YOUR INSTRUCTIONS: How many of the lines below hold the word "screenshot"? Answer only with the number.

**********

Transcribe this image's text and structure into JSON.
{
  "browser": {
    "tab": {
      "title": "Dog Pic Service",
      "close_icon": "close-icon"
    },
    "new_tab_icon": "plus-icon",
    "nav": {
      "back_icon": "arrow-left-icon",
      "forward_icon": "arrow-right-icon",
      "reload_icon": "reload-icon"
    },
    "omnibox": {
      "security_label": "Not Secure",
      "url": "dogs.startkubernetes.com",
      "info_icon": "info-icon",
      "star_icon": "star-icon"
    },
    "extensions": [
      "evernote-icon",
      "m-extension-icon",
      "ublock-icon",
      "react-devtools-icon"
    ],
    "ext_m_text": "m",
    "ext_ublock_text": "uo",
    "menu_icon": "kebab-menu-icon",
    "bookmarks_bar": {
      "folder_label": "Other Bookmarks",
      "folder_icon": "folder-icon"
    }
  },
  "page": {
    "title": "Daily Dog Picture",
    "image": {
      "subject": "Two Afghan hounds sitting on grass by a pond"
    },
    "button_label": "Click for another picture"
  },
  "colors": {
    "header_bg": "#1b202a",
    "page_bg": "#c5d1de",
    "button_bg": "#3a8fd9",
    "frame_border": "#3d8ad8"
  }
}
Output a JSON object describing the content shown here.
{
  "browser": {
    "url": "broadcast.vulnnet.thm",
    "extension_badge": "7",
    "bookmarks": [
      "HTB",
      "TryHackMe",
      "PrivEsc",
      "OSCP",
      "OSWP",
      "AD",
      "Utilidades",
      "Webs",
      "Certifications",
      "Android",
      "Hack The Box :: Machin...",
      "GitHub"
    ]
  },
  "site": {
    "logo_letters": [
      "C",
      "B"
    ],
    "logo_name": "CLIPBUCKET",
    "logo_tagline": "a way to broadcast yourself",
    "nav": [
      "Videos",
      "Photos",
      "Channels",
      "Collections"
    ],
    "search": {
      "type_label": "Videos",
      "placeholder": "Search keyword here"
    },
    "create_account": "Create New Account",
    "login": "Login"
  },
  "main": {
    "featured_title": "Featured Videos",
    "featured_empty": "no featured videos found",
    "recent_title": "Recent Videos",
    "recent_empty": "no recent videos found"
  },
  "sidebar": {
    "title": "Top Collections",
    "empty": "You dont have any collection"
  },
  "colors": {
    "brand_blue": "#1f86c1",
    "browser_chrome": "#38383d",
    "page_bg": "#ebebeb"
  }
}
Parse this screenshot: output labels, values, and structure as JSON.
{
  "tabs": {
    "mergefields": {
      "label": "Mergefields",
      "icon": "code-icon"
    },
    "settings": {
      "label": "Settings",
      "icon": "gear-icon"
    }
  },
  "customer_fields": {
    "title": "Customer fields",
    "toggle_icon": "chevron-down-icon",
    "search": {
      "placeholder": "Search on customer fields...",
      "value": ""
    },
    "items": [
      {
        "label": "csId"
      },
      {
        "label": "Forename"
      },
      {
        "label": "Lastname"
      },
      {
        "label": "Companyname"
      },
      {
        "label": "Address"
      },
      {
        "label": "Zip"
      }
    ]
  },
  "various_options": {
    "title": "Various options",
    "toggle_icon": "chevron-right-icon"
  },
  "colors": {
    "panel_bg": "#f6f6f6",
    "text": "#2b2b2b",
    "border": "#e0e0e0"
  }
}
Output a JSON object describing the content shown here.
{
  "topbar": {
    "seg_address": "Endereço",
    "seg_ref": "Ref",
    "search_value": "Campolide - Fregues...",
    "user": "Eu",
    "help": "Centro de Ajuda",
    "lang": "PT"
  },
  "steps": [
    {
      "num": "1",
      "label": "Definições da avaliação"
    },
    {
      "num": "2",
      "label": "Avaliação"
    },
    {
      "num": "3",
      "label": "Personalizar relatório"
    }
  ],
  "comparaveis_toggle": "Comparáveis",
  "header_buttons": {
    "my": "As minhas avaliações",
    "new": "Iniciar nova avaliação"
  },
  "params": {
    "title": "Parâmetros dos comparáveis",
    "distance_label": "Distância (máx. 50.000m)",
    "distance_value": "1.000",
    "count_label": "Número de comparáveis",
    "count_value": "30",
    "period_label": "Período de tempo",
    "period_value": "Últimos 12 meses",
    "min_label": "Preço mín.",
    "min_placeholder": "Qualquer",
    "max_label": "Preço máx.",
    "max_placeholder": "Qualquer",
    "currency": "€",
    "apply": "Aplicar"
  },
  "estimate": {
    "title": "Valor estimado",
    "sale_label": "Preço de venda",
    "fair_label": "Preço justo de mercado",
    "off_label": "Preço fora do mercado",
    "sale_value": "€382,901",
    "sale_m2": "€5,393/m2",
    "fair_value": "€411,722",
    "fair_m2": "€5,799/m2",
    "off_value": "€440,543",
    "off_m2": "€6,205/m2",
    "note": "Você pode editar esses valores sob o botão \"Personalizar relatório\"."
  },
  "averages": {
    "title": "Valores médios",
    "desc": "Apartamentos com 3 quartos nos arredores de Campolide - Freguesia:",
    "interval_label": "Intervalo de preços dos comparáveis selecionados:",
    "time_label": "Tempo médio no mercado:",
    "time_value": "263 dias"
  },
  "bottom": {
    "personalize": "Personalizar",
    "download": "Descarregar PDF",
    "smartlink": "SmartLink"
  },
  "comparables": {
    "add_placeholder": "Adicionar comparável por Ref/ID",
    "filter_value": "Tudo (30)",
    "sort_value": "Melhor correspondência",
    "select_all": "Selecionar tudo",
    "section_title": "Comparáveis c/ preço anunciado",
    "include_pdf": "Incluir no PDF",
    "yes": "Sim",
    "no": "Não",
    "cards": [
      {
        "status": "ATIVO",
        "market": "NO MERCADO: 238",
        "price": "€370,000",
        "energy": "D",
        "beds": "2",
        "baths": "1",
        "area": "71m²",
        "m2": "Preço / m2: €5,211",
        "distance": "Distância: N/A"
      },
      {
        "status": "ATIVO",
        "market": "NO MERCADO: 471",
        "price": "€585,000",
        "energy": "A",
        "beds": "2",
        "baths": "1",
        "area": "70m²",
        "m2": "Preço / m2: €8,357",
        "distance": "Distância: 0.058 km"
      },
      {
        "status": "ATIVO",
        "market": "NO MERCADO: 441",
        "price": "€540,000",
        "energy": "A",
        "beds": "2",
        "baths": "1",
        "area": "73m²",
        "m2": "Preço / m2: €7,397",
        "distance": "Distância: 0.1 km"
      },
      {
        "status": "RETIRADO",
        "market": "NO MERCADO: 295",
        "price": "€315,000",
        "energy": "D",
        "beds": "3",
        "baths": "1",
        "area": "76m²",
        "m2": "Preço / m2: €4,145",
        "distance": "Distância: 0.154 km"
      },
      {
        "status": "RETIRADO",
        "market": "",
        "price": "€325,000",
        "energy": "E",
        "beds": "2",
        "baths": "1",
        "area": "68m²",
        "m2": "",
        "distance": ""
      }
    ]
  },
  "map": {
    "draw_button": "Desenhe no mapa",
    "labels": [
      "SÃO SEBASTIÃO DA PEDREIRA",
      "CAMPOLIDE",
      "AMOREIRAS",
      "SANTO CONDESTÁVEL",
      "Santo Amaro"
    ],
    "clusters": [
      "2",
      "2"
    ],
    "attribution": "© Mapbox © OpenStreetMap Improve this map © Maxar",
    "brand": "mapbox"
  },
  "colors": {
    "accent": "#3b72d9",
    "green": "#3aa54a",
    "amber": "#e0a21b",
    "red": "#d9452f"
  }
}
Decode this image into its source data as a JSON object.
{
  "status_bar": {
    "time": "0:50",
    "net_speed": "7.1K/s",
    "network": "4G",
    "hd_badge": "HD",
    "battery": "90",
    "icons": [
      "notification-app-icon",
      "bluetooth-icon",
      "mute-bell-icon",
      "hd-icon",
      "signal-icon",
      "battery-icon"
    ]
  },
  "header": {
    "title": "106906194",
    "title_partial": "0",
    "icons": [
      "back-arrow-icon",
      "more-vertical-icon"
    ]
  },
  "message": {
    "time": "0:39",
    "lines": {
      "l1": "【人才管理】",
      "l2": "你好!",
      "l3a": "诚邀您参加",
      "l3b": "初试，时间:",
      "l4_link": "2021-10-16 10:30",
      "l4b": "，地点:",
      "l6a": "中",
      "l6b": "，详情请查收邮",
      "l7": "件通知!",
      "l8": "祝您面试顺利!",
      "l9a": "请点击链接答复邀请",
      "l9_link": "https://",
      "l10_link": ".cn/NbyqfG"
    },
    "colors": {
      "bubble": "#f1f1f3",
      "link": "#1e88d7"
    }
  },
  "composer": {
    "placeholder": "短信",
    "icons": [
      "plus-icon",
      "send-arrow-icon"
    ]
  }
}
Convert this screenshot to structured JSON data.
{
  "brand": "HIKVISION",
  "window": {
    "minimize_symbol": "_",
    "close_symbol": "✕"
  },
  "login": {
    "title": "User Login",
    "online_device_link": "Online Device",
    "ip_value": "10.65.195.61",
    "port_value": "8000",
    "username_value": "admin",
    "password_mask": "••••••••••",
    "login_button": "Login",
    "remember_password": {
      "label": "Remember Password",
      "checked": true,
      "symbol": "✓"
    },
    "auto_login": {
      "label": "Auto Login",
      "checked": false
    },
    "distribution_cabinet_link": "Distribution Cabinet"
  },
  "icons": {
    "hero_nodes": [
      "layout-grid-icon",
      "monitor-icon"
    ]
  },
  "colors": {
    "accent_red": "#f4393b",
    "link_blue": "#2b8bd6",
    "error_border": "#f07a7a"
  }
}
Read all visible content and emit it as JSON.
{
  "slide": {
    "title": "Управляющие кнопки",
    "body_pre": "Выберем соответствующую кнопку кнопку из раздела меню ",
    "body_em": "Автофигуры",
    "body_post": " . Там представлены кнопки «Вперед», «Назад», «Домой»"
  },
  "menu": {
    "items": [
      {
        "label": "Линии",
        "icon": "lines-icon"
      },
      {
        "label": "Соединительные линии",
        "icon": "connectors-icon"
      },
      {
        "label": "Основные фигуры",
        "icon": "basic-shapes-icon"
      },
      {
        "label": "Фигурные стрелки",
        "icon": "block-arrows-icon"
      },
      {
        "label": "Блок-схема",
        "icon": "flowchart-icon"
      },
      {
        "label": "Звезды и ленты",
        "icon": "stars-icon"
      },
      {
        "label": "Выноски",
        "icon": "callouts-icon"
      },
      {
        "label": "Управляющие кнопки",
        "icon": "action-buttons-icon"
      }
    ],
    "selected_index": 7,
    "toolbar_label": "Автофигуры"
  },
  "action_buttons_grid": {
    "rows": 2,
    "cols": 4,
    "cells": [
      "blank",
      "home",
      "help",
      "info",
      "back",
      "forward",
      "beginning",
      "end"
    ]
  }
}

**********

RESULT FOR THIS TASK: 2